** START **

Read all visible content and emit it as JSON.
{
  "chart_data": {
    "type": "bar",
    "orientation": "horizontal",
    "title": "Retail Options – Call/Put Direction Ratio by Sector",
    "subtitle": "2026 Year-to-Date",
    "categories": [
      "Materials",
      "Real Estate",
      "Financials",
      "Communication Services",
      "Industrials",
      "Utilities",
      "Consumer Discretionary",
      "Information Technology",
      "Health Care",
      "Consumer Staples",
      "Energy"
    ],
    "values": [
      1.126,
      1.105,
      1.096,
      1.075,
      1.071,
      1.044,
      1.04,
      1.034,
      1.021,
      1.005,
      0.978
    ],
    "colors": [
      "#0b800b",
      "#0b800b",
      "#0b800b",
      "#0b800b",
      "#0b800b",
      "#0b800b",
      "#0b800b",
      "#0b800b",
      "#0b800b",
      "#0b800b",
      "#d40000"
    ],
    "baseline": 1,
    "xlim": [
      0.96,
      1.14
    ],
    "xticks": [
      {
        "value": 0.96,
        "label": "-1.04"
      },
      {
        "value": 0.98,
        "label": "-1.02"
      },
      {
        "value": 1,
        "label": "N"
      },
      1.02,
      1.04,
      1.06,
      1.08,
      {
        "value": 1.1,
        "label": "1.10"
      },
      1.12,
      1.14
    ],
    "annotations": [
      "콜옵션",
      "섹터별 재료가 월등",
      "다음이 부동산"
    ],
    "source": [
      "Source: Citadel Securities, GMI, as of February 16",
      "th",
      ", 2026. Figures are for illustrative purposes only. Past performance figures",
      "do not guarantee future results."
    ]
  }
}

** END **

> _WHAT THIS TASK INVOLVES_
Make an exact copy of every line in the data.

> _ANSWER FOR THIS EXERCISE_
Read all visible content and emit it as JSON.
{
  "chart_data": {
    "type": "bar",
    "orientation": "horizontal",
    "title": "Retail Options – Call/Put Direction Ratio by Sector",
    "subtitle": "2026 Year-to-Date",
    "categories": [
      "Materials",
      "Real Estate",
      "Financials",
      "Communication Services",
      "Industrials",
      "Utilities",
      "Consumer Discretionary",
      "Information Technology",
      "Health Care",
      "Consumer Staples",
      "Energy"
    ],
    "values": [
      1.126,
      1.105,
      1.096,
      1.075,
      1.071,
      1.044,
      1.04,
      1.034,
      1.021,
      1.005,
      0.978
    ],
    "colors": [
      "#0b800b",
      "#0b800b",
      "#0b800b",
      "#0b800b",
      "#0b800b",
      "#0b800b",
      "#0b800b",
      "#0b800b",
      "#0b800b",
      "#0b800b",
      "#d40000"
    ],
    "baseline": 1,
    "xlim": [
      0.96,
      1.14
    ],
    "xticks": [
      {
        "value": 0.96,
        "label": "-1.04"
      },
      {
        "value": 0.98,
        "label": "-1.02"
      },
      {
        "value": 1,
        "label": "N"
      },
      1.02,
      1.04,
      1.06,
      1.08,
      {
        "value": 1.1,
        "label": "1.10"
      },
      1.12,
      1.14
    ],
    "annotations": [
      "콜옵션",
      "섹터별 재료가 월등",
      "다음이 부동산"
    ],
    "source": [
      "Source: Citadel Securities, GMI, as of February 16",
      "th",
      ", 2026. Figures are for illustrative purposes only. Past performance figures",
      "do not guarantee future results."
    ]
  }
}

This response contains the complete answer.